- _WHAT TO PRODUCE_: Everything from the line that holds "What data populates" through the end of the data below should be output exactly, both ends included.

## begin

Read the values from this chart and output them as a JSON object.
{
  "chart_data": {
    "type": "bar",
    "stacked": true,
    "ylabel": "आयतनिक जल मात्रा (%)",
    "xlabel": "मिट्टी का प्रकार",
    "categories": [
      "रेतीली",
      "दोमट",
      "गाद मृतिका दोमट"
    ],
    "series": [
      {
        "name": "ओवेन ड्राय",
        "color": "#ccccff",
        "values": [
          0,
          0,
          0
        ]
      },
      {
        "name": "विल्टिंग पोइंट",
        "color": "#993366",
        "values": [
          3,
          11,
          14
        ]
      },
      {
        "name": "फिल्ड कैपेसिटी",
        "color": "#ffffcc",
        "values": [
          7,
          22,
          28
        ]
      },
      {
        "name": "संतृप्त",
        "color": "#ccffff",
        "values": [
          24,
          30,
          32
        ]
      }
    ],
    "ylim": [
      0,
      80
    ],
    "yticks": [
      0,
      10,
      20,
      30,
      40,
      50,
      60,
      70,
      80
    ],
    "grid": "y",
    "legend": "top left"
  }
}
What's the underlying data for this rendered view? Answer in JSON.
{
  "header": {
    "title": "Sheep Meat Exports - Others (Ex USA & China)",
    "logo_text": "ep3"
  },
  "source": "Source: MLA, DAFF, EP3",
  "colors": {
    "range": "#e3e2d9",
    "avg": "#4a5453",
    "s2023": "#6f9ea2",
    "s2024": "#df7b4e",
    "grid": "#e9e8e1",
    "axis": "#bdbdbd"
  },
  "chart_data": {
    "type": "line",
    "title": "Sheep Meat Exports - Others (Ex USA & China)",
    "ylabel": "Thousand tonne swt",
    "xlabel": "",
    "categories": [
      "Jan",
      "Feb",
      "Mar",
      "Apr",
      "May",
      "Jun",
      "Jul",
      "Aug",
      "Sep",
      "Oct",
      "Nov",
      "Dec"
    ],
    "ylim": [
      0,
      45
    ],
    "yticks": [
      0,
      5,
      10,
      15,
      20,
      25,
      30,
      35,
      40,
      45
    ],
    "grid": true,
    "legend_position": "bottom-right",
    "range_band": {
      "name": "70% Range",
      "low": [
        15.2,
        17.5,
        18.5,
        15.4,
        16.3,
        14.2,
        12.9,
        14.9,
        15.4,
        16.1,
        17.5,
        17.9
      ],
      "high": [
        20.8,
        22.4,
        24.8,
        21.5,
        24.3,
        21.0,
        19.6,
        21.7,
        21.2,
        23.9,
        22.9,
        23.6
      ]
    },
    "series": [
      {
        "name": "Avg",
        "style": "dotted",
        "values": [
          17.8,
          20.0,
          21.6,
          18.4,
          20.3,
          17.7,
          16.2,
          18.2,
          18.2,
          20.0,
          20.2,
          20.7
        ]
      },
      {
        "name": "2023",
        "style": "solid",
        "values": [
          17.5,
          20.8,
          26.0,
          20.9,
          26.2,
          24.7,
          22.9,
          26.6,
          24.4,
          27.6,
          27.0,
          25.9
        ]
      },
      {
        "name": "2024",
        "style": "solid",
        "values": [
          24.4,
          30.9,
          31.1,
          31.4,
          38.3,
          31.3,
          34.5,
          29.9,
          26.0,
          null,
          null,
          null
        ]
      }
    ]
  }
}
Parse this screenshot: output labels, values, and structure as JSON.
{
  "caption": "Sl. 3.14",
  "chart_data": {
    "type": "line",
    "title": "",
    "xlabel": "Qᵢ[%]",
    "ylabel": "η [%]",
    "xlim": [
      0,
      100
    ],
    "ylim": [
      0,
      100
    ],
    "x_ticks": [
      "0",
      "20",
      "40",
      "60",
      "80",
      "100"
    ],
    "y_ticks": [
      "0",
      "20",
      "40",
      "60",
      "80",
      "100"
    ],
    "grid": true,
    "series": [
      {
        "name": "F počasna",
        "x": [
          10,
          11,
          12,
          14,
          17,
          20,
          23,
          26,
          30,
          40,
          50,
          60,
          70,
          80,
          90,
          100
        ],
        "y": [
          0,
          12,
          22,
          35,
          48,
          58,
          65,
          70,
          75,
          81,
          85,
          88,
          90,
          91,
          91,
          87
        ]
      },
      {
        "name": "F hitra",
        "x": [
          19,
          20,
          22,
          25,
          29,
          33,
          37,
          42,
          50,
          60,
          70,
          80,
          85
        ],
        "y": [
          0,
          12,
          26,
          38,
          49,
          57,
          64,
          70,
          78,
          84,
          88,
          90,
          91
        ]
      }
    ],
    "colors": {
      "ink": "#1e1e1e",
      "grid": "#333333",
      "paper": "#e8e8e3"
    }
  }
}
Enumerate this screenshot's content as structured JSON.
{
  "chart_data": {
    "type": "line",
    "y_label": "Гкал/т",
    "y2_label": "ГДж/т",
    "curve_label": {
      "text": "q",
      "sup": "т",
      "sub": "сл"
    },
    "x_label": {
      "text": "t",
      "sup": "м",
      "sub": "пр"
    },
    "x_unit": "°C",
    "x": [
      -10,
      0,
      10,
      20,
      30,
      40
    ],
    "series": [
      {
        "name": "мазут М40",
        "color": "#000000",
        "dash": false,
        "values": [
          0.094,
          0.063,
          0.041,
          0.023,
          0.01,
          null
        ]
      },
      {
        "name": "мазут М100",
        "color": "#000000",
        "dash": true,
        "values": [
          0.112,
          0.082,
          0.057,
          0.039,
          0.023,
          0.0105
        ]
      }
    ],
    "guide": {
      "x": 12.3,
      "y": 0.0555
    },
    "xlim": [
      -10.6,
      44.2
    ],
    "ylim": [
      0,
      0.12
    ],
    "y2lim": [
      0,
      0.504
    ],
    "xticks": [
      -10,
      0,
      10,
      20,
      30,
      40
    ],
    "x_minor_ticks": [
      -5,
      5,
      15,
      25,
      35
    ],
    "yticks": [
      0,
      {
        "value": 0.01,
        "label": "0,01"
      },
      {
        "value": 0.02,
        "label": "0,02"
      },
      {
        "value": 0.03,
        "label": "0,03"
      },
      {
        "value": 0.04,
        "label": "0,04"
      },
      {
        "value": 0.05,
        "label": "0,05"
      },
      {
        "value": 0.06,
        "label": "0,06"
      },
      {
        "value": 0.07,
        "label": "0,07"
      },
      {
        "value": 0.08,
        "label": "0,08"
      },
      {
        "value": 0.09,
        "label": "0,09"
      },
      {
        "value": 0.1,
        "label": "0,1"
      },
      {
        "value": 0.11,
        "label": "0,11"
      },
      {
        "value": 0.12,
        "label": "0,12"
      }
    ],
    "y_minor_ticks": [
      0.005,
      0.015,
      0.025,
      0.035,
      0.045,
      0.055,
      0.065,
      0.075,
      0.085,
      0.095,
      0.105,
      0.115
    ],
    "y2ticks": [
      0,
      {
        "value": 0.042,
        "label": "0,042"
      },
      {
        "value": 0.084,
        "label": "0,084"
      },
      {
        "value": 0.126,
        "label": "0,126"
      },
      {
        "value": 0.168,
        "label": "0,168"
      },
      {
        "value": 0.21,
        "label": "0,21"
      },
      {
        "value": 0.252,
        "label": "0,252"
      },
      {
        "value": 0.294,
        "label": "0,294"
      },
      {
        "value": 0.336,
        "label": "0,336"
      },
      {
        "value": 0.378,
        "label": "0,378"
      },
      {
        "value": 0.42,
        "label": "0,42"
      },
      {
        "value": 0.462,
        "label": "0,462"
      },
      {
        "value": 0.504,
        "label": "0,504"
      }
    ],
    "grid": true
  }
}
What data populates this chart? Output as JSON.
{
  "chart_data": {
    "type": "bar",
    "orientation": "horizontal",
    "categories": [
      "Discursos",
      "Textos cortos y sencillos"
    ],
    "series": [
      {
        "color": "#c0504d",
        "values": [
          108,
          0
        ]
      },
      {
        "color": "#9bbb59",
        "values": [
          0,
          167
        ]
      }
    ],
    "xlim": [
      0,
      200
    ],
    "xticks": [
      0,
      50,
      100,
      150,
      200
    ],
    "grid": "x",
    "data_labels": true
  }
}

## end

- _REPLY TO THE EXERCISE_:
What data populates this chart? Output as JSON.
{
  "chart_data": {
    "type": "bar",
    "orientation": "horizontal",
    "categories": [
      "Discursos",
      "Textos cortos y sencillos"
    ],
    "series": [
      {
        "color": "#c0504d",
        "values": [
          108,
          0
        ]
      },
      {
        "color": "#9bbb59",
        "values": [
          0,
          167
        ]
      }
    ],
    "xlim": [
      0,
      200
    ],
    "xticks": [
      0,
      50,
      100,
      150,
      200
    ],
    "grid": "x",
    "data_labels": true
  }
}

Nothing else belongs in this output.